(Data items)
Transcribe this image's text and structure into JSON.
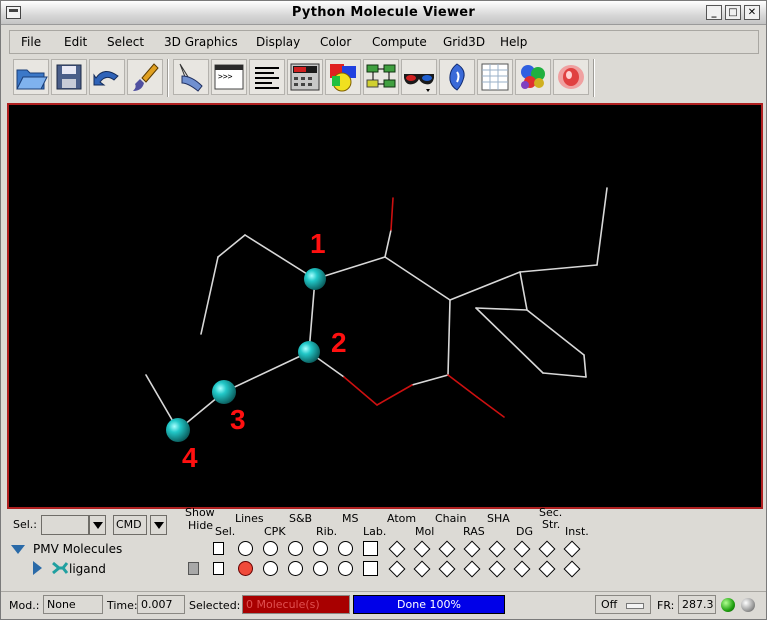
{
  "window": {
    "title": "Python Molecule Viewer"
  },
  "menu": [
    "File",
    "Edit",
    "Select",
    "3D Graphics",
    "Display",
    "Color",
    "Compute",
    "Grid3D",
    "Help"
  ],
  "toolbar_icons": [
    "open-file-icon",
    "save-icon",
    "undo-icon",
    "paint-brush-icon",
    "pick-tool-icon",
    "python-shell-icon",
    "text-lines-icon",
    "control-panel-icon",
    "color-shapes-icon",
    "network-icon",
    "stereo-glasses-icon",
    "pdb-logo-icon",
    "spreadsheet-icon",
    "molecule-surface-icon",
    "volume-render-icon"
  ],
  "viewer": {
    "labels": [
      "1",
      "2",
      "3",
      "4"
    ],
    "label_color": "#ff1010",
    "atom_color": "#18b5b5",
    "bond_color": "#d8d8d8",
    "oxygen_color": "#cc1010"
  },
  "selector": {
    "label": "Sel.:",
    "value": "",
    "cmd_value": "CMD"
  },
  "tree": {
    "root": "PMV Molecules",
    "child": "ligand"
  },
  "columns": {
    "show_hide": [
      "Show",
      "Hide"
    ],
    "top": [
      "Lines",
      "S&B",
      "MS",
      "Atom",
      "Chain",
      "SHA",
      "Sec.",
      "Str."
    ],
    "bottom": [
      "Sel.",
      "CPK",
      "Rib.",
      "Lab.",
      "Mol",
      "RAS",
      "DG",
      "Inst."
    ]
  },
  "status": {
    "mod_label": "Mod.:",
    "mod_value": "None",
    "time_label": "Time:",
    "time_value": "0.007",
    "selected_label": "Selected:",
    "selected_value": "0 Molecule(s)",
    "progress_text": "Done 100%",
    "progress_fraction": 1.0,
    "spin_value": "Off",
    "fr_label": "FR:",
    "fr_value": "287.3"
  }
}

### Task directions
Except for the pictures, print the data above exactly.

### Result
Transcribe this image's text and structure into JSON.
{
  "window": {
    "title": "Python Molecule Viewer"
  },
  "menu": [
    "File",
    "Edit",
    "Select",
    "3D Graphics",
    "Display",
    "Color",
    "Compute",
    "Grid3D",
    "Help"
  ],
  "toolbar_icons": [
    "open-file-icon",
    "save-icon",
    "undo-icon",
    "paint-brush-icon",
    "pick-tool-icon",
    "python-shell-icon",
    "text-lines-icon",
    "control-panel-icon",
    "color-shapes-icon",
    "network-icon",
    "stereo-glasses-icon",
    "pdb-logo-icon",
    "spreadsheet-icon",
    "molecule-surface-icon",
    "volume-render-icon"
  ],
  "viewer": {
    "labels": [
      "1",
      "2",
      "3",
      "4"
    ],
    "label_color": "#ff1010",
    "atom_color": "#18b5b5",
    "bond_color": "#d8d8d8",
    "oxygen_color": "#cc1010"
  },
  "selector": {
    "label": "Sel.:",
    "value": "",
    "cmd_value": "CMD"
  },
  "tree": {
    "root": "PMV Molecules",
    "child": "ligand"
  },
  "columns": {
    "show_hide": [
      "Show",
      "Hide"
    ],
    "top": [
      "Lines",
      "S&B",
      "MS",
      "Atom",
      "Chain",
      "SHA",
      "Sec.",
      "Str."
    ],
    "bottom": [
      "Sel.",
      "CPK",
      "Rib.",
      "Lab.",
      "Mol",
      "RAS",
      "DG",
      "Inst."
    ]
  },
  "status": {
    "mod_label": "Mod.:",
    "mod_value": "None",
    "time_label": "Time:",
    "time_value": "0.007",
    "selected_label": "Selected:",
    "selected_value": "0 Molecule(s)",
    "progress_text": "Done 100%",
    "progress_fraction": 1.0,
    "spin_value": "Off",
    "fr_label": "FR:",
    "fr_value": "287.3"
  }
}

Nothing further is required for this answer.